THE PROBLEM = Say how many lines contain "warm", using only the number.

DATA TO USE =

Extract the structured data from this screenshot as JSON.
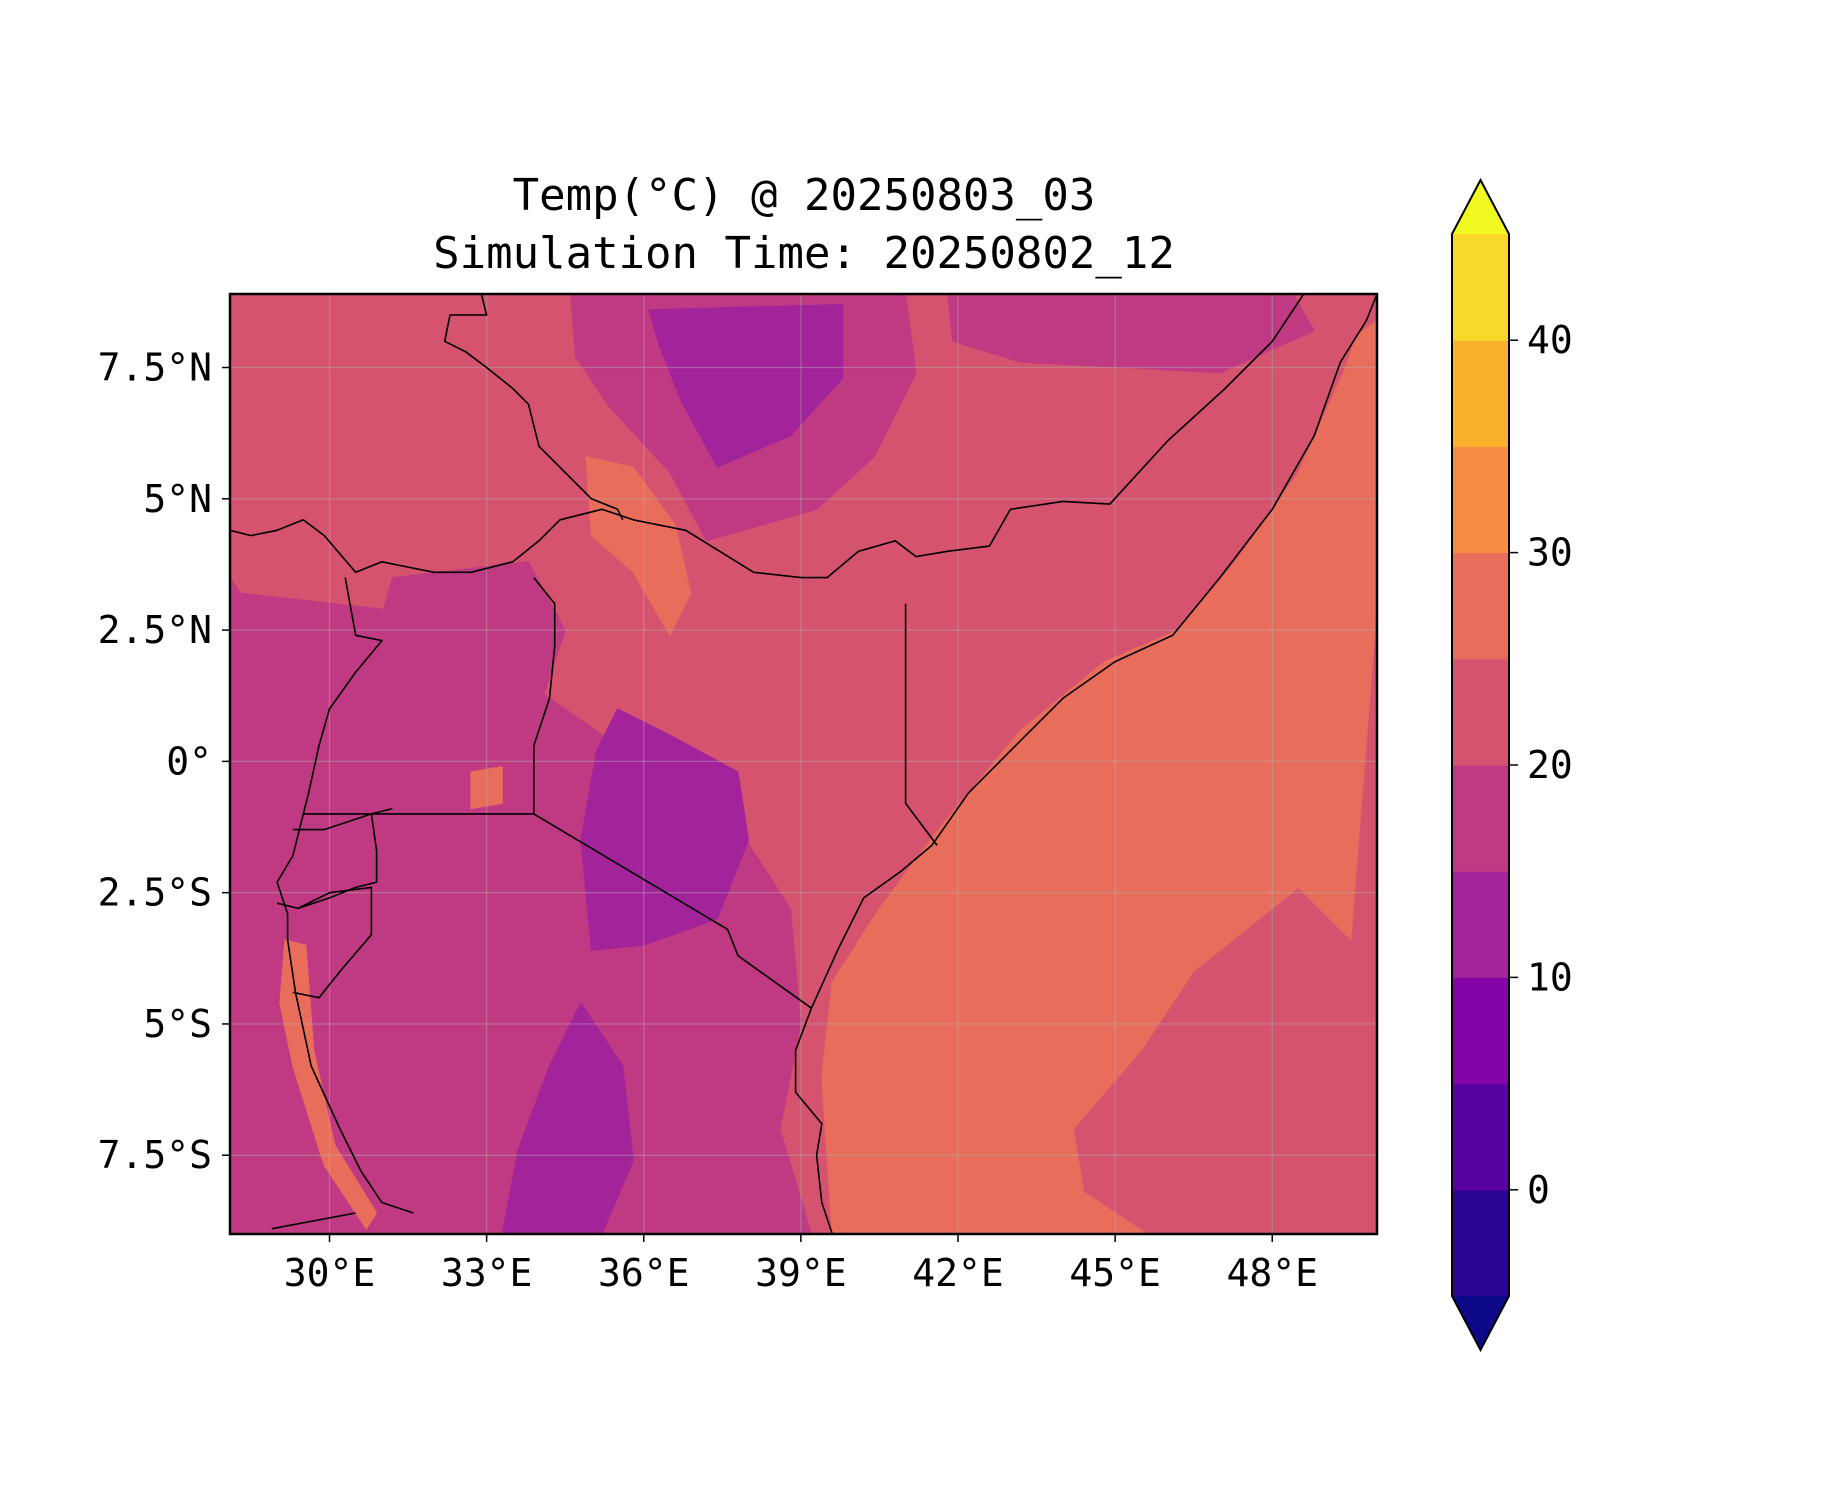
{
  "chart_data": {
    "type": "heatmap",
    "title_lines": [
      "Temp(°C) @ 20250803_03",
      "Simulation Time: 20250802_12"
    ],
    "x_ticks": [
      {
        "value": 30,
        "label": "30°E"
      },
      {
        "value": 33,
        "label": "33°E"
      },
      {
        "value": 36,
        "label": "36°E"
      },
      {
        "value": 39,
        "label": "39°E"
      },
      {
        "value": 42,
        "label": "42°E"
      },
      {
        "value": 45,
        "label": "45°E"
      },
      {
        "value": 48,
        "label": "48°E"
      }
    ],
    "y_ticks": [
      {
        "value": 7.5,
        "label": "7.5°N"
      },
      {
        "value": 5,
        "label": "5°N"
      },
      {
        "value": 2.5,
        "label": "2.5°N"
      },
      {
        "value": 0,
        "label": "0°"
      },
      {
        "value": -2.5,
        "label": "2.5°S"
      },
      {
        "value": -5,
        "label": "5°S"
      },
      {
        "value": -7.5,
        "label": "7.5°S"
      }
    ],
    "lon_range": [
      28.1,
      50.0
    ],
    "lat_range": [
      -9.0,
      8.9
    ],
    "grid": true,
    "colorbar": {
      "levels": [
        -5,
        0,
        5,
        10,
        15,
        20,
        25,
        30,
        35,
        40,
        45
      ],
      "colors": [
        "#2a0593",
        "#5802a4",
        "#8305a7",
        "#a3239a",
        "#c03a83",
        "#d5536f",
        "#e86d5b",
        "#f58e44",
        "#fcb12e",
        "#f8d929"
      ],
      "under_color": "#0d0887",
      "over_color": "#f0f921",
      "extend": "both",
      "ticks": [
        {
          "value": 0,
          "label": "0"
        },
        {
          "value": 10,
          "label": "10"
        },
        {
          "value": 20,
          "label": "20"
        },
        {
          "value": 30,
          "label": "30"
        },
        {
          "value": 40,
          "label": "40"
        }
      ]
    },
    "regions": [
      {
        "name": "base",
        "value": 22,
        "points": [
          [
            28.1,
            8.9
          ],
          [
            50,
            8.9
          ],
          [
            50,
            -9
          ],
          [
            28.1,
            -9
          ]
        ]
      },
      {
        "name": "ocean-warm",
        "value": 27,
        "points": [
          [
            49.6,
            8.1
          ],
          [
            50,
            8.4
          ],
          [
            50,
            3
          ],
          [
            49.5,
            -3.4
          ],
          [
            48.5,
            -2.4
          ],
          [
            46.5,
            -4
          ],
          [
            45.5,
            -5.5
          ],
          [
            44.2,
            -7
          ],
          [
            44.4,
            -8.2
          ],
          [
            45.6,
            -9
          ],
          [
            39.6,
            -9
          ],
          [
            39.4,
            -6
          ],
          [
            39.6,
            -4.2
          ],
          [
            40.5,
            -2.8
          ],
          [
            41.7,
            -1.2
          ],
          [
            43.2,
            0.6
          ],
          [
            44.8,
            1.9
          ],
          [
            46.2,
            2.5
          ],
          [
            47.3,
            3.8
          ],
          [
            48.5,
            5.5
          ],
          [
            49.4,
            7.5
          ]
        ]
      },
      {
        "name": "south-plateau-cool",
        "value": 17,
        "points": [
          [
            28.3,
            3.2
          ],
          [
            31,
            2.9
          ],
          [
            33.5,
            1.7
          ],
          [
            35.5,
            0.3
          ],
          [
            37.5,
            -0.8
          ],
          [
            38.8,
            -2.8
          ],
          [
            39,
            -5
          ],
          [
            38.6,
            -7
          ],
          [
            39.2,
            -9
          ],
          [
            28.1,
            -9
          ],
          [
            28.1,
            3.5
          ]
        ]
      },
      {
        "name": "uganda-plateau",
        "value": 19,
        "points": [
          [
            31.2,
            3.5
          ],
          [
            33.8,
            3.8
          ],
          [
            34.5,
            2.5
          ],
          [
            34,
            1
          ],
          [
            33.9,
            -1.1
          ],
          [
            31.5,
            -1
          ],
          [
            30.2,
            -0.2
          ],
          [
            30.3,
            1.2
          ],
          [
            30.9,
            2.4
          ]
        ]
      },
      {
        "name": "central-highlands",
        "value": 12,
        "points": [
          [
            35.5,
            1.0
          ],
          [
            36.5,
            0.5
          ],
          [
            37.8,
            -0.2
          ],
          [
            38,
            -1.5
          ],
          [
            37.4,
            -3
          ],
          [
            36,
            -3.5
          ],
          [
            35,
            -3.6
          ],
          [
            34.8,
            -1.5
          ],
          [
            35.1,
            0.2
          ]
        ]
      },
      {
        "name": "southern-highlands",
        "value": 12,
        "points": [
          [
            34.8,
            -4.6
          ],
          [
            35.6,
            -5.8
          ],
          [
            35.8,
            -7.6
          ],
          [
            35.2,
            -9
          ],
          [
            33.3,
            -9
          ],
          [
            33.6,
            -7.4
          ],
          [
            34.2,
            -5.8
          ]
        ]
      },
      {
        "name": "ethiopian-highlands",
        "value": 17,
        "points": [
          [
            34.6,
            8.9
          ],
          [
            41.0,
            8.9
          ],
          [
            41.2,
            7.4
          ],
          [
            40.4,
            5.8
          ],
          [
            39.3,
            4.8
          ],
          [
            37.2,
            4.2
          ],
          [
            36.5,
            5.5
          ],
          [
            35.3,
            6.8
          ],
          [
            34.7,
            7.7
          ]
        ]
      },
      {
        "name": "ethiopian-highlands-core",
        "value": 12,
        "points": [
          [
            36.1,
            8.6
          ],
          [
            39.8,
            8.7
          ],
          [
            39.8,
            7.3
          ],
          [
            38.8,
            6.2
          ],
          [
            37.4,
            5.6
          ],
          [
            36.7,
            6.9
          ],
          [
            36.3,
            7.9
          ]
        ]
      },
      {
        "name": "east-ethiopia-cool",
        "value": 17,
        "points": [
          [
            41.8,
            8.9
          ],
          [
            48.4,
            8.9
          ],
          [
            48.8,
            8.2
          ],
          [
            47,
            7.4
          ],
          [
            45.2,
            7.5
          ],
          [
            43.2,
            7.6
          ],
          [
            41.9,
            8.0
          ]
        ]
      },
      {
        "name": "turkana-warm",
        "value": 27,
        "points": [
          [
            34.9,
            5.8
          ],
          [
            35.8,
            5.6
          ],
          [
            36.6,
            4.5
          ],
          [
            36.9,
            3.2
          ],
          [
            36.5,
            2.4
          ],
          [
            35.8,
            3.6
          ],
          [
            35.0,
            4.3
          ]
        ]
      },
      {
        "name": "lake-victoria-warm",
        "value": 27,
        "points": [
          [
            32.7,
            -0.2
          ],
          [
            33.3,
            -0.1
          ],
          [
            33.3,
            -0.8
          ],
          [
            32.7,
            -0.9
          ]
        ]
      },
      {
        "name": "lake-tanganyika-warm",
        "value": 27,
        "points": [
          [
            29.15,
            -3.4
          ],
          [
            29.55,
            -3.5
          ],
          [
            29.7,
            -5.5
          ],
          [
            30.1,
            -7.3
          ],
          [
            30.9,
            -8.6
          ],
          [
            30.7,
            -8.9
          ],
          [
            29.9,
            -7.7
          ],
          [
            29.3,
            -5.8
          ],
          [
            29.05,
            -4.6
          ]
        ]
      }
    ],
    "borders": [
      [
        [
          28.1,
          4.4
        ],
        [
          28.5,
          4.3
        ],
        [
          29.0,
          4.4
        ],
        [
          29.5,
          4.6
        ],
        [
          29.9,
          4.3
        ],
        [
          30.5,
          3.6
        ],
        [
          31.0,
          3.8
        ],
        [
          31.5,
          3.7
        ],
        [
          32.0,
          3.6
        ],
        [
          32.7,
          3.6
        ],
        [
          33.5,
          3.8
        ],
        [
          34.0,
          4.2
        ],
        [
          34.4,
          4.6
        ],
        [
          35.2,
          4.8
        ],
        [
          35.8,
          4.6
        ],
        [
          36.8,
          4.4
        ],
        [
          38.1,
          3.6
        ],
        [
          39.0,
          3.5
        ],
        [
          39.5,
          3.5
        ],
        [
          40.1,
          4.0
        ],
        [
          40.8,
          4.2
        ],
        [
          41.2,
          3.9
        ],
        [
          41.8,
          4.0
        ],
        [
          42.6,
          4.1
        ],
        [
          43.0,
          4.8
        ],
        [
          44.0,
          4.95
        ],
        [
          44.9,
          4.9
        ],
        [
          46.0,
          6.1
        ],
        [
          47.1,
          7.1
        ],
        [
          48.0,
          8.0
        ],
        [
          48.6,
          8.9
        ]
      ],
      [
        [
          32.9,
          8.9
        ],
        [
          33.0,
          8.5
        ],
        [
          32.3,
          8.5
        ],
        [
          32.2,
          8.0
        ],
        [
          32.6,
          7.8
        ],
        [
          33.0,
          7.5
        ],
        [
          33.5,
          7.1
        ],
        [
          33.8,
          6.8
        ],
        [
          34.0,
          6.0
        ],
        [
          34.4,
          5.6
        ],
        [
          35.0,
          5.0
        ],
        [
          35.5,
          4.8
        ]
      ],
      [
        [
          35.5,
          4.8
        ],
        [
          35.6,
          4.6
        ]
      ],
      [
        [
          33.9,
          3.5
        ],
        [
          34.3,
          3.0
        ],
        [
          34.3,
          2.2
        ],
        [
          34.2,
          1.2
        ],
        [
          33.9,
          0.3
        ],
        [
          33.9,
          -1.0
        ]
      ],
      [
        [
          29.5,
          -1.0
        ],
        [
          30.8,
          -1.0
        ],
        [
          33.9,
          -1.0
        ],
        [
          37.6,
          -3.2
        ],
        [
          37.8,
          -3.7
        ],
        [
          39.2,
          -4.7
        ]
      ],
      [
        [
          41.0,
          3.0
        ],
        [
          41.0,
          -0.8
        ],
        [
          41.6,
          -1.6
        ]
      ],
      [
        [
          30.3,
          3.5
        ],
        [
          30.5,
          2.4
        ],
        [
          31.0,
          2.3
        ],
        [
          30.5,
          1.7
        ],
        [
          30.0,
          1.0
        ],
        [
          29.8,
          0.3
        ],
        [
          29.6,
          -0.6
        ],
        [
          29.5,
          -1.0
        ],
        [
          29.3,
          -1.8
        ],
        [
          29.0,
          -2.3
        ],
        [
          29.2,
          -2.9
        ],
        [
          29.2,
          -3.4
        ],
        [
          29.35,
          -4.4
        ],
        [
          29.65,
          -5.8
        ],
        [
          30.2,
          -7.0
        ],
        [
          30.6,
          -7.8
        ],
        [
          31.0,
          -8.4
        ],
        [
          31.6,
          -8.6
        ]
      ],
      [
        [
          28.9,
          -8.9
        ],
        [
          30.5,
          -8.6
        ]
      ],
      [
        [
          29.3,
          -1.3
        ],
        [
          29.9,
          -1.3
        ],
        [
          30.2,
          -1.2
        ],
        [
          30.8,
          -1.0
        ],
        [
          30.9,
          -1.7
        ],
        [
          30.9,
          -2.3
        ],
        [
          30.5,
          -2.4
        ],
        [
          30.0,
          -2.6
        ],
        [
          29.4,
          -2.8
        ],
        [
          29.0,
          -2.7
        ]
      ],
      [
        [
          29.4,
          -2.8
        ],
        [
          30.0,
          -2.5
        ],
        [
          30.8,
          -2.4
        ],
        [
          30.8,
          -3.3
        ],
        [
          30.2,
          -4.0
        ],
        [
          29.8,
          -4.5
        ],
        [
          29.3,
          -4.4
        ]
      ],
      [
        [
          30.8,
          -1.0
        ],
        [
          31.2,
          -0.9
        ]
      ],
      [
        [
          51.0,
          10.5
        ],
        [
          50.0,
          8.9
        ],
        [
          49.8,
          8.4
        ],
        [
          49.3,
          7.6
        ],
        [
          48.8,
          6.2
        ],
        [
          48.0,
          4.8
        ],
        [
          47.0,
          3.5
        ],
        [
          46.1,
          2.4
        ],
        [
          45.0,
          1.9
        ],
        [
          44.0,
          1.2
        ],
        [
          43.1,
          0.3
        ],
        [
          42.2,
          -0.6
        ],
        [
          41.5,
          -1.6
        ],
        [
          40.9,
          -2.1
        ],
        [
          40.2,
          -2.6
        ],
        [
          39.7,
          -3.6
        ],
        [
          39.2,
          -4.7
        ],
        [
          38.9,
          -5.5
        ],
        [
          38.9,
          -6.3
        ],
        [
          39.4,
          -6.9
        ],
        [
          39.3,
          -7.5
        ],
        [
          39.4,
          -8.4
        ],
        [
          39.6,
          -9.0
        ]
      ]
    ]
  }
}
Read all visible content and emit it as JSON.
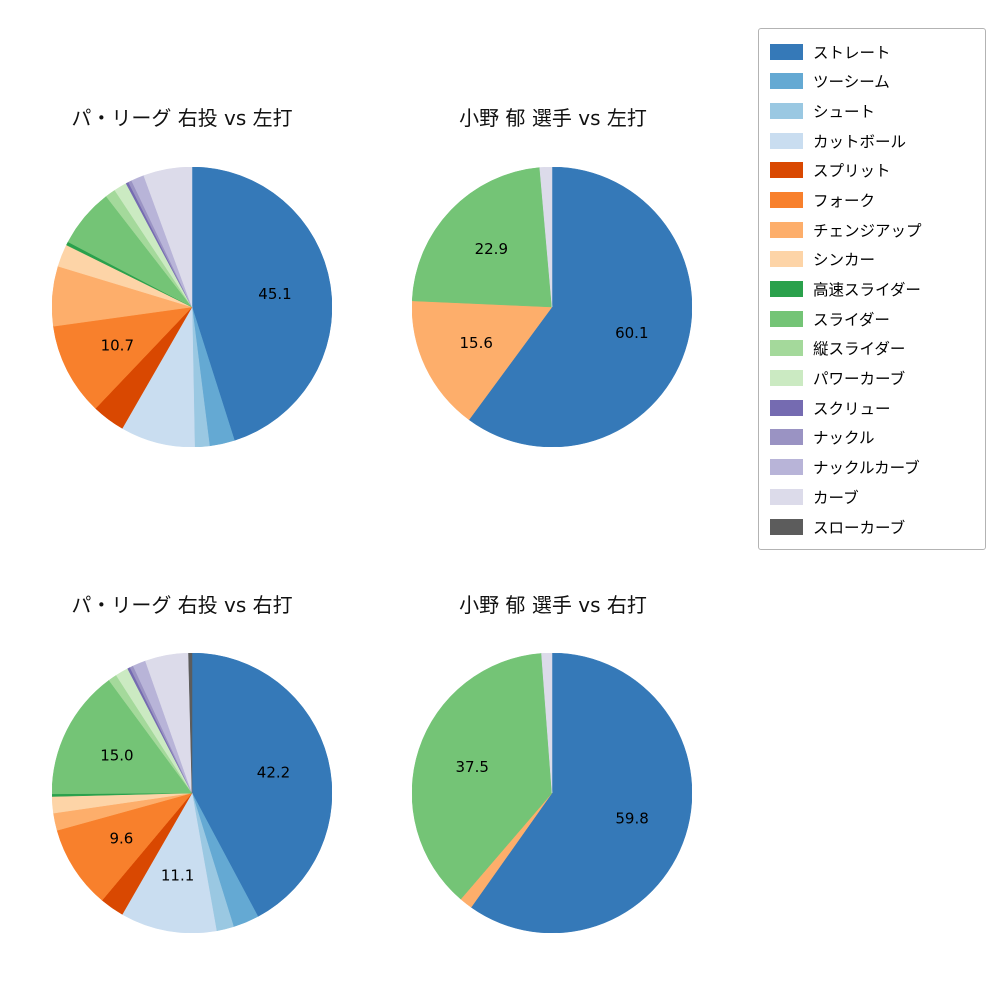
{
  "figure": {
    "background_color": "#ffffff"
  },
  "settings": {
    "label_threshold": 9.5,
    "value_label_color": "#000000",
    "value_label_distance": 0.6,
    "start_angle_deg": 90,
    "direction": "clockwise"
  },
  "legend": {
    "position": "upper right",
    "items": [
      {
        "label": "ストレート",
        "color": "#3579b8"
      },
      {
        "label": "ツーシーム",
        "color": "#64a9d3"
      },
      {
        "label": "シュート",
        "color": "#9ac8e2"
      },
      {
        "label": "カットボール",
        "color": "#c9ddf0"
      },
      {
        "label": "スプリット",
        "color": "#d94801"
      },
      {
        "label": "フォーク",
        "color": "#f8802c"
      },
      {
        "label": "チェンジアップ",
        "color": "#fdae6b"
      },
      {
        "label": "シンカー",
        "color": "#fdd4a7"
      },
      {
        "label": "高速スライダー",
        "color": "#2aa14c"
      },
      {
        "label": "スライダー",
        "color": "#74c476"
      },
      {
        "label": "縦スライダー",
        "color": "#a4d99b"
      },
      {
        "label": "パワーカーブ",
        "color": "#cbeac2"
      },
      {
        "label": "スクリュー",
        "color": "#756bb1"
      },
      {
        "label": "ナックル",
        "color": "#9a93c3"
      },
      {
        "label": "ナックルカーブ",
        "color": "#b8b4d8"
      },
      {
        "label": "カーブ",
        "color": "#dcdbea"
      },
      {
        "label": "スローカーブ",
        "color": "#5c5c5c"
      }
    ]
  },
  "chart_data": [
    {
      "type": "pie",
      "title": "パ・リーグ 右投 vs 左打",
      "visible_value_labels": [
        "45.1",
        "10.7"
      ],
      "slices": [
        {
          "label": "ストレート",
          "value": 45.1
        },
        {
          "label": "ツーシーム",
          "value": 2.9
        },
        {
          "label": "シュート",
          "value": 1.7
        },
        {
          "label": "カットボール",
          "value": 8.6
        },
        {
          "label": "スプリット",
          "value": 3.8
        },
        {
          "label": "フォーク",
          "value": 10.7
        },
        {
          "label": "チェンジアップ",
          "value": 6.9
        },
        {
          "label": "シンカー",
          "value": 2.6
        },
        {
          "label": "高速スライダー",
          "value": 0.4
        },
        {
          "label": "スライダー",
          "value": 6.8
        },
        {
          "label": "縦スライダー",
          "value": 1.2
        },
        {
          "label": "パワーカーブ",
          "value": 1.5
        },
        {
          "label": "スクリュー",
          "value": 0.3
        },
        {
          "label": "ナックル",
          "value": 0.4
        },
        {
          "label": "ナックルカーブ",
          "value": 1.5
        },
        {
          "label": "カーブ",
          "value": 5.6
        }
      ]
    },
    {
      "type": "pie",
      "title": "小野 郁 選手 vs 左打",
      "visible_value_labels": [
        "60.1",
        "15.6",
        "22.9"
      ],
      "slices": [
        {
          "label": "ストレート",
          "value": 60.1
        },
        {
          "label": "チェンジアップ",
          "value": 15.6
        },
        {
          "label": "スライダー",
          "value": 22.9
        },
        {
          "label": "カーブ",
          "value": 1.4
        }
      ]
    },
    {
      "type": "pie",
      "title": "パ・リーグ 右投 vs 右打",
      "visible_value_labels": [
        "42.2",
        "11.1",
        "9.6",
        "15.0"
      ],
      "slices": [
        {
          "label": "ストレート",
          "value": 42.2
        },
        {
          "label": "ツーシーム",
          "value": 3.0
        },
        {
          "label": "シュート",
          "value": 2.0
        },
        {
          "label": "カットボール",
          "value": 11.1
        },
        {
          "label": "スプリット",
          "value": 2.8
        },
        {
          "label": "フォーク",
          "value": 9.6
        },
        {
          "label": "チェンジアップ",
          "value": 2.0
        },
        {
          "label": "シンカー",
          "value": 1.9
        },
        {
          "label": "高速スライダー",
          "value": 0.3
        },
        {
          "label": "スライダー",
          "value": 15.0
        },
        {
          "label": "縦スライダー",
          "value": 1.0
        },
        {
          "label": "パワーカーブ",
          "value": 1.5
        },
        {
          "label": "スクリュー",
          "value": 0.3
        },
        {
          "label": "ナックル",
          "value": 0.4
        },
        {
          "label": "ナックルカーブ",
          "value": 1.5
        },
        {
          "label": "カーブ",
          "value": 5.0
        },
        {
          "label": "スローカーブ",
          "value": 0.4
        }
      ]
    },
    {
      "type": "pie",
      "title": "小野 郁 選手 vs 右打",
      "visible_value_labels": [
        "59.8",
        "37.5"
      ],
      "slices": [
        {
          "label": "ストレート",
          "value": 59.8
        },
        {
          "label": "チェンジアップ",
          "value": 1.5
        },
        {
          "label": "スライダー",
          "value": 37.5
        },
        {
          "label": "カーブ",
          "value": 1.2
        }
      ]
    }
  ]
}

WRITTEN ANSWER = 4